** ЧТО НУЖНО СДЕЛАТЬ **
(A) От кого, согласно отрывку о В. И. Дале и Пушкине, Даль узнал о смертельном ранении поэта?
(B) Подхватите отрывок о В. И. Дале и Пушкине и продолжите его после последнего предложения.

** ОТРЫВОК СО СТРАНИЦЫ **

__________________________________________________

Оба, отец Парфений и Подолинский, писали стихи. Наиболее известное сочинение отца Парфения – панегирик в стихах Петру Великому по случаю победы под Азовом – «На победу злочестивого Мустафы, султана турецкого». Определенной известностью пользовалась повесть в стихах А. И. Подолинского «Див и Пери» (СПб., 1827).
Портрет А. С. Пушкина. Худ. В. А. Тропинин. Фрагмент. Всероссийский музей А. С. Пушкина
Роковая дуэль Александра Пушкина и Жоржа Дантеса произошла 27 января 1837 года около пяти часов дня на Чёрной речке. В. И. Даль узнал о случившемся только на следующий день от писателя А. П. Башуцкого, автора «Панорамы Санкт-Петербурга» (Ч. 1–3, СПб., 1834). Владимир Иванович вспоминал:
«28 января 1837 года во втором часу пополудни встретил меня Башуцкий, едва я переступил порог его, роковым вопросом: “Слышали вы?” – и на ответ мой: “Нет», – рассказал, что Пушкин накануне смертельно ранен».
Услышав ошеломляющую новость, В. И. Даль тотчас направился на набережную Мойки, в дом № 12. Здесь около четырех месяцев назад снял для себя квартиру поэт. Мимо пришедших проститься с А. С. Пушкиным людей Владимир Иванович пробрался в кабинет и увидел лежащего на диване возле книжных полок поэта. Здесь, в этом кабинете, Александр Сергеевич впервые сказал нашему герою «ты» и, таким образом, ввел его в круг самых близких для себя людей. В. И. Даль не ушел отсюда до конца. А.С. Пушкин попрощался с дорогими ему книгами, сказал, глядя на них: «Прощайте, друзья», затем протянул свой перстень-талисман, украшенный изумрудом, со словами: «Даль, возьми на память». Владимир Иванович попробовал отказаться от дорогого подарка, но поэт был настойчив: «Бери, друг, мне уж больше не писать».
Перстень Пушкина. Всероссийский музей А. С. Пушкина
После кончины А. С. Пушкина В. И. Даль попытался вернуть перстень вдове, но Наталья Николаевна сказала:
«Нет, Владимир Иванович, пусть это будет вам на память. И еще я хочу вам подарить пробитый пулей сюртук Александра Сергеевича». Позднее в одном из писем к В. Ф. Одоевскому В. И. Даль признался: «Как гляну на этот перстень, хочется приняться за что-либо порядочное». А про сюртук, последнюю выползину поэта, написал: «Мне достался от вдовы Пушкина дорогой подарок – перстень его с изумрудом, который он всегда носил последнее время и называл – не знаю почему – талисманом, досталась… последняя одежда Пушкина, после которой одели его, только чтобы положить в гроб. Это черный сюртук с небольшой, в ноготок, дырочкой против правого паха. Над этим можно призадуматься. Сюртук этот должно бы сберечь и для потомства, не знаю еще, как это сделать, в частных руках он легко может затеряться, а у нас некуда отдать подобную вещь на всегдашнее сохранение». В конце концов, В. И. Даль передал сюртук на хранение М. П. Погодину, председателю Общества любителей российской словесности при Московском университете.

__________________________________________________

** ПОКАЗАННЫЙ МАТЕРИАЛ **

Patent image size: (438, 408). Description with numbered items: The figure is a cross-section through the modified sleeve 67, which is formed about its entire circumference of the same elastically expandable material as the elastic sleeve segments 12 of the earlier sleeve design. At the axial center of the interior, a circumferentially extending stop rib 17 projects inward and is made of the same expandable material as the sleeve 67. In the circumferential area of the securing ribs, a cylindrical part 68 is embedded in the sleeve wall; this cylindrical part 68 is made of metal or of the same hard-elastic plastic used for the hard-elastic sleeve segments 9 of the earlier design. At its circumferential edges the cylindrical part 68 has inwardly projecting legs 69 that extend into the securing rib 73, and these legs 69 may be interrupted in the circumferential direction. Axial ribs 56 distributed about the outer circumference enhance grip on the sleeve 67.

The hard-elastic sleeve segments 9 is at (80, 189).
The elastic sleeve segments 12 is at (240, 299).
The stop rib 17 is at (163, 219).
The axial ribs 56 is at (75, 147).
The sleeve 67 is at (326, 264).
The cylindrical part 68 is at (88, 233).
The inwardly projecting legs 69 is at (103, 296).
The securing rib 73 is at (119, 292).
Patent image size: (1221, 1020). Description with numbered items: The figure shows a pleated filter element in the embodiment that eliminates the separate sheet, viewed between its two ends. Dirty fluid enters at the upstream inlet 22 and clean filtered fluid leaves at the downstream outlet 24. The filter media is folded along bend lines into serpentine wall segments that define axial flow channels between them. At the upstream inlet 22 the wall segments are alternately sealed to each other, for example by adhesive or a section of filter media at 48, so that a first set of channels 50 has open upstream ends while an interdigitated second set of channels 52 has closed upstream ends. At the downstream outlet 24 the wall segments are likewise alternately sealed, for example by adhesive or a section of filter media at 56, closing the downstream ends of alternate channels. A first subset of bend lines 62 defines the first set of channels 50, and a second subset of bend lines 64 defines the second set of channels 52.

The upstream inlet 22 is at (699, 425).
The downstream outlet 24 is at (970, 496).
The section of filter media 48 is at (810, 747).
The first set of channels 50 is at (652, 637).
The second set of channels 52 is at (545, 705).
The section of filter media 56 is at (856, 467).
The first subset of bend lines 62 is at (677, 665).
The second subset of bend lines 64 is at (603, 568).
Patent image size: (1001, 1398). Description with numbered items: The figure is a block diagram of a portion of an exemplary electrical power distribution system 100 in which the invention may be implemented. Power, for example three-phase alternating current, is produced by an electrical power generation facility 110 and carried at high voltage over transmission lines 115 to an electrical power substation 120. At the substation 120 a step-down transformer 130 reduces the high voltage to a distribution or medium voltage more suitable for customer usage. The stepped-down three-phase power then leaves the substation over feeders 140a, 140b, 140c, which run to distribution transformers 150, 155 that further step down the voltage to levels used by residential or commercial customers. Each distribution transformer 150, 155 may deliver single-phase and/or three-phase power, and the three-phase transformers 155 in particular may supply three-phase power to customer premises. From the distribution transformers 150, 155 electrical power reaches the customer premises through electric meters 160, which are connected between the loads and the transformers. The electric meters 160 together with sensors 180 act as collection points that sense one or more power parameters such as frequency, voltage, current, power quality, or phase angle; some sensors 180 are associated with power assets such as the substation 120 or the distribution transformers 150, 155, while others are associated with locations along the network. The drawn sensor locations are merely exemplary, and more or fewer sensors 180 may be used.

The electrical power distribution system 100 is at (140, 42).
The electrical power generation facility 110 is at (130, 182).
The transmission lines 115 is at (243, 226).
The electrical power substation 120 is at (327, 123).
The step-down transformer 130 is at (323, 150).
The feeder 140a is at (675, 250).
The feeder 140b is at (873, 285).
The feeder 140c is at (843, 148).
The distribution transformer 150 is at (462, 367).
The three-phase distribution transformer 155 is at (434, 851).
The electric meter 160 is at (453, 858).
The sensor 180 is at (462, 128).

__________________________________________________

** НАБОР ОТВЕТОВ **
(A) От писателя А. П. Башуцкого, автора «Панорамы Санкт-Петербурга».

(B)
Кабинет Пушкина
Как реагировали современники на произошедшую трагедию?
Вот что записал (через две недели) в свой дневник А. В. Никитенко:
«До меня дошли из верных источников сведения о последних минутах Пушкина. Он умер честно, как человек. Как только пуля впилась ему во внутренности, он понял, что это поцелуй смерти. Он не стонал, а когда доктор Даль ему это посоветовал, отвечал:
– Ужели нельзя превозмочь этого вздора? К тому же мои стоны встревожили бы жену.
А. В. Никитенко
Беспрестанно спрашивал он у Даля: “Скоро ли смерть?” И очень спокойно, без всякого жеманства, опровергал его, когда тот предлагал ему обычные утешения. За несколько минут до смерти он попросил приподнять себя и перевернуть на другой бок.
– Жизнь кончена, – сказал он.
– Что такое? – спросил Даль, не расслышав.
– Жизнь кончена, – повторил Пушкин, – мне тяжело дышать.
За этими словами ему стало легко, ибо он перестал дышать. Жизнь окончилась: погас огонь на алтаре».
Александра Сергеевича Пушкина не стало 29 января 1837 года в 2 часа 45 минут пополудни.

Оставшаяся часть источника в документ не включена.